- **Material shown**:

[Begin]

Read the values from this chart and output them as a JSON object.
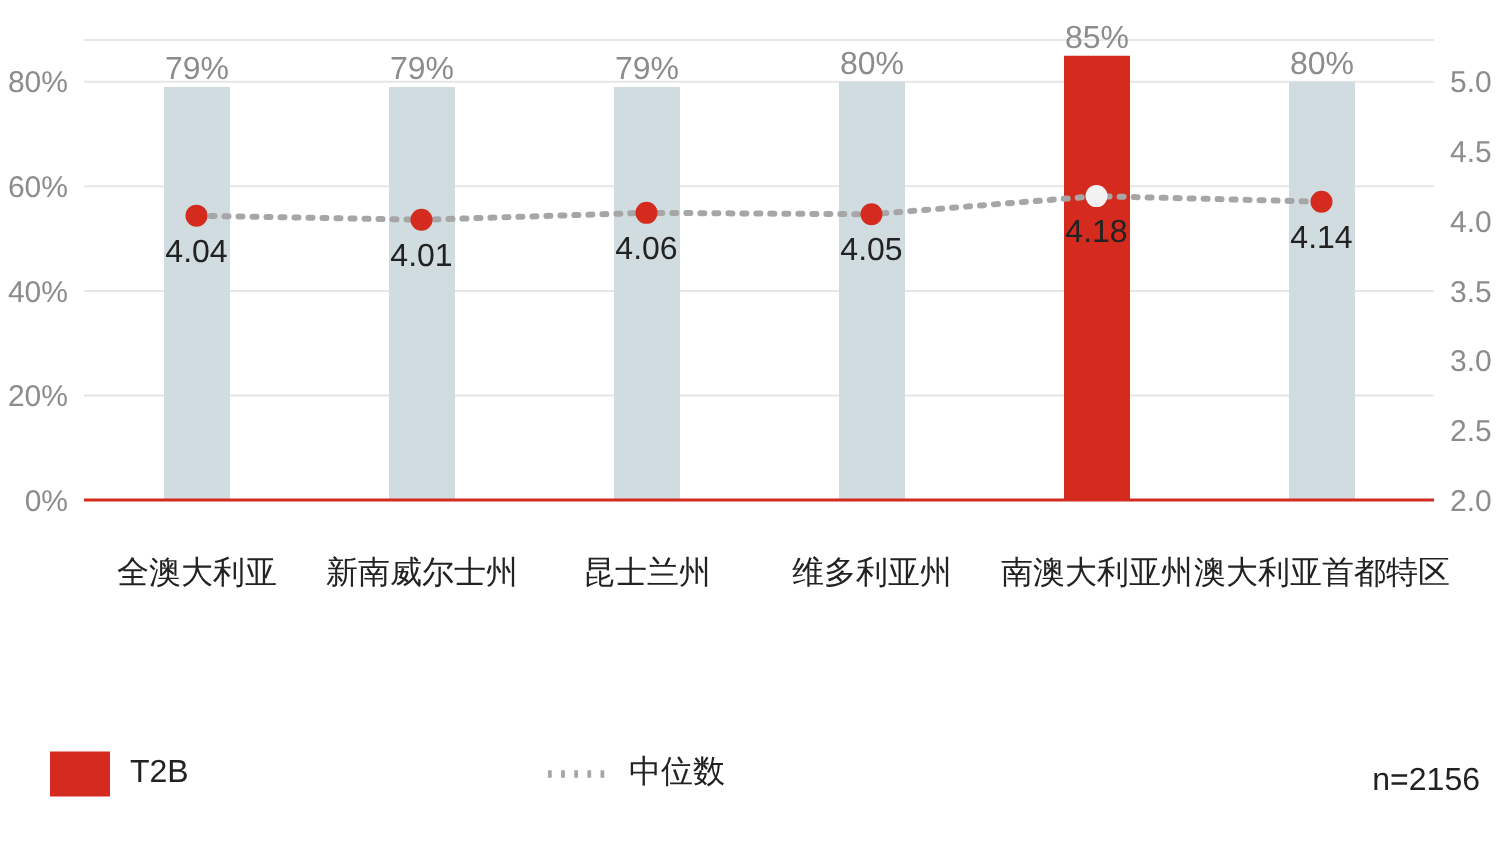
{
  "chart_data": {
    "type": "bar",
    "categories": [
      "全澳大利亚",
      "新南威尔士州",
      "昆士兰州",
      "维多利亚州",
      "南澳大利亚州",
      "澳大利亚首都特区"
    ],
    "series": [
      {
        "name": "T2B",
        "color": "#d42b1e",
        "colors": [
          "#d0dcdf",
          "#d0dcdf",
          "#d0dcdf",
          "#d0dcdf",
          "#d42b1e",
          "#d0dcdf"
        ],
        "values": [
          79,
          79,
          79,
          80,
          85,
          80
        ],
        "value_labels": [
          "79%",
          "79%",
          "79%",
          "80%",
          "85%",
          "80%"
        ]
      },
      {
        "name": "中位数",
        "type": "line",
        "axis": "y2",
        "color": "#a6a6a6",
        "colors": [
          "#d42b1e",
          "#d42b1e",
          "#d42b1e",
          "#d42b1e",
          "#f2f2f2",
          "#d42b1e"
        ],
        "values": [
          4.04,
          4.01,
          4.06,
          4.05,
          4.18,
          4.14
        ],
        "value_labels": [
          "4.04",
          "4.01",
          "4.06",
          "4.05",
          "4.18",
          "4.14"
        ],
        "line_style": "dotted",
        "marker": "circle"
      }
    ],
    "ylim": [
      0,
      88
    ],
    "yticks": [
      {
        "value": 0,
        "label": "0%"
      },
      {
        "value": 20,
        "label": "20%"
      },
      {
        "value": 40,
        "label": "40%"
      },
      {
        "value": 60,
        "label": "60%"
      },
      {
        "value": 80,
        "label": "80%"
      }
    ],
    "y2lim": [
      2,
      5.3
    ],
    "y2ticks": [
      {
        "value": 2,
        "label": "2.0"
      },
      {
        "value": 2.5,
        "label": "2.5"
      },
      {
        "value": 3,
        "label": "3.0"
      },
      {
        "value": 3.5,
        "label": "3.5"
      },
      {
        "value": 4,
        "label": "4.0"
      },
      {
        "value": 4.5,
        "label": "4.5"
      },
      {
        "value": 5,
        "label": "5.0"
      }
    ],
    "grid": "y",
    "legend": "bottom",
    "annotations": [
      "n=2156"
    ]
  }
}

[End]

- **Request**:
Skip every picture and transcribe the data above exactly.

- **Solution to this task**:
Read the values from this chart and output them as a JSON object.
{
  "chart_data": {
    "type": "bar",
    "categories": [
      "全澳大利亚",
      "新南威尔士州",
      "昆士兰州",
      "维多利亚州",
      "南澳大利亚州",
      "澳大利亚首都特区"
    ],
    "series": [
      {
        "name": "T2B",
        "color": "#d42b1e",
        "colors": [
          "#d0dcdf",
          "#d0dcdf",
          "#d0dcdf",
          "#d0dcdf",
          "#d42b1e",
          "#d0dcdf"
        ],
        "values": [
          79,
          79,
          79,
          80,
          85,
          80
        ],
        "value_labels": [
          "79%",
          "79%",
          "79%",
          "80%",
          "85%",
          "80%"
        ]
      },
      {
        "name": "中位数",
        "type": "line",
        "axis": "y2",
        "color": "#a6a6a6",
        "colors": [
          "#d42b1e",
          "#d42b1e",
          "#d42b1e",
          "#d42b1e",
          "#f2f2f2",
          "#d42b1e"
        ],
        "values": [
          4.04,
          4.01,
          4.06,
          4.05,
          4.18,
          4.14
        ],
        "value_labels": [
          "4.04",
          "4.01",
          "4.06",
          "4.05",
          "4.18",
          "4.14"
        ],
        "line_style": "dotted",
        "marker": "circle"
      }
    ],
    "ylim": [
      0,
      88
    ],
    "yticks": [
      {
        "value": 0,
        "label": "0%"
      },
      {
        "value": 20,
        "label": "20%"
      },
      {
        "value": 40,
        "label": "40%"
      },
      {
        "value": 60,
        "label": "60%"
      },
      {
        "value": 80,
        "label": "80%"
      }
    ],
    "y2lim": [
      2,
      5.3
    ],
    "y2ticks": [
      {
        "value": 2,
        "label": "2.0"
      },
      {
        "value": 2.5,
        "label": "2.5"
      },
      {
        "value": 3,
        "label": "3.0"
      },
      {
        "value": 3.5,
        "label": "3.5"
      },
      {
        "value": 4,
        "label": "4.0"
      },
      {
        "value": 4.5,
        "label": "4.5"
      },
      {
        "value": 5,
        "label": "5.0"
      }
    ],
    "grid": "y",
    "legend": "bottom",
    "annotations": [
      "n=2156"
    ]
  }
}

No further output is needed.